### EXERCISE OBJECTIVE
Every line of the records below should be restated exactly.

________________

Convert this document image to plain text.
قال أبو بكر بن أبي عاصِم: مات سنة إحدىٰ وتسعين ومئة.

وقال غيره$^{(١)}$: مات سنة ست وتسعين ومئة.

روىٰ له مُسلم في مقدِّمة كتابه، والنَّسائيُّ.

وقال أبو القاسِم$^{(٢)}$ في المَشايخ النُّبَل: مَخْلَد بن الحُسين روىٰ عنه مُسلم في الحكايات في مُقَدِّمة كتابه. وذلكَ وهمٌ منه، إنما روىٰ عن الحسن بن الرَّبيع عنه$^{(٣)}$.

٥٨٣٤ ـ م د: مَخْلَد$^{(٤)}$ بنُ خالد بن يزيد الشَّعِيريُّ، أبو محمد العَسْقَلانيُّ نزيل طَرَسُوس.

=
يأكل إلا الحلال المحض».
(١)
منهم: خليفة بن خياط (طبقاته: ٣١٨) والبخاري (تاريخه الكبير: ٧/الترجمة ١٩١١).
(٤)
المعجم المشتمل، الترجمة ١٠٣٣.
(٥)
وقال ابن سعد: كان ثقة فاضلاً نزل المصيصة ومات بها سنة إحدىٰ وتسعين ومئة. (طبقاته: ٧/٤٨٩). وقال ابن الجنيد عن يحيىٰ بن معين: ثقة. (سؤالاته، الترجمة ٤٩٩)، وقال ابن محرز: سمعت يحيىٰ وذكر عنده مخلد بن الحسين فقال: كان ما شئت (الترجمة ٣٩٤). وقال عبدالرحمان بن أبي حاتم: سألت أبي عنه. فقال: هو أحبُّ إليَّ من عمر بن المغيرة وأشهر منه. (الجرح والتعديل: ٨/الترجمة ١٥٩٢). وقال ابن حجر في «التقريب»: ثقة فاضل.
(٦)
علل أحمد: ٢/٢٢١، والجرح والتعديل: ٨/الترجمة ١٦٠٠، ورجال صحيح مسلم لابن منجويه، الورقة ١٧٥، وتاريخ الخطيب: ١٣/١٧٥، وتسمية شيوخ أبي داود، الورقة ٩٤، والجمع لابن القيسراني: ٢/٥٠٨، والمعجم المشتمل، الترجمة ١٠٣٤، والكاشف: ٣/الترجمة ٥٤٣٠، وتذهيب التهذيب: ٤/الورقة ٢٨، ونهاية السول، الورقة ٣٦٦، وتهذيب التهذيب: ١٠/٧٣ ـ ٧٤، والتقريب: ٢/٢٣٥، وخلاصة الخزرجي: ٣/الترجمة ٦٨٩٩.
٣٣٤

________________

### EXPECTED OUTPUT
Convert this document image to plain text.
قال أبو بكر بن أبي عاصِم: مات سنة إحدىٰ وتسعين ومئة.

وقال غيره$^{(١)}$: مات سنة ست وتسعين ومئة.

روىٰ له مُسلم في مقدِّمة كتابه، والنَّسائيُّ.

وقال أبو القاسِم$^{(٢)}$ في المَشايخ النُّبَل: مَخْلَد بن الحُسين روىٰ عنه مُسلم في الحكايات في مُقَدِّمة كتابه. وذلكَ وهمٌ منه، إنما روىٰ عن الحسن بن الرَّبيع عنه$^{(٣)}$.

٥٨٣٤ ـ م د: مَخْلَد$^{(٤)}$ بنُ خالد بن يزيد الشَّعِيريُّ، أبو محمد العَسْقَلانيُّ نزيل طَرَسُوس.

=
يأكل إلا الحلال المحض».
(١)
منهم: خليفة بن خياط (طبقاته: ٣١٨) والبخاري (تاريخه الكبير: ٧/الترجمة ١٩١١).
(٤)
المعجم المشتمل، الترجمة ١٠٣٣.
(٥)
وقال ابن سعد: كان ثقة فاضلاً نزل المصيصة ومات بها سنة إحدىٰ وتسعين ومئة. (طبقاته: ٧/٤٨٩). وقال ابن الجنيد عن يحيىٰ بن معين: ثقة. (سؤالاته، الترجمة ٤٩٩)، وقال ابن محرز: سمعت يحيىٰ وذكر عنده مخلد بن الحسين فقال: كان ما شئت (الترجمة ٣٩٤). وقال عبدالرحمان بن أبي حاتم: سألت أبي عنه. فقال: هو أحبُّ إليَّ من عمر بن المغيرة وأشهر منه. (الجرح والتعديل: ٨/الترجمة ١٥٩٢). وقال ابن حجر في «التقريب»: ثقة فاضل.
(٦)
علل أحمد: ٢/٢٢١، والجرح والتعديل: ٨/الترجمة ١٦٠٠، ورجال صحيح مسلم لابن منجويه، الورقة ١٧٥، وتاريخ الخطيب: ١٣/١٧٥، وتسمية شيوخ أبي داود، الورقة ٩٤، والجمع لابن القيسراني: ٢/٥٠٨، والمعجم المشتمل، الترجمة ١٠٣٤، والكاشف: ٣/الترجمة ٥٤٣٠، وتذهيب التهذيب: ٤/الورقة ٢٨، ونهاية السول، الورقة ٣٦٦، وتهذيب التهذيب: ١٠/٧٣ ـ ٧٤، والتقريب: ٢/٢٣٥، وخلاصة الخزرجي: ٣/الترجمة ٦٨٩٩.
٣٣٤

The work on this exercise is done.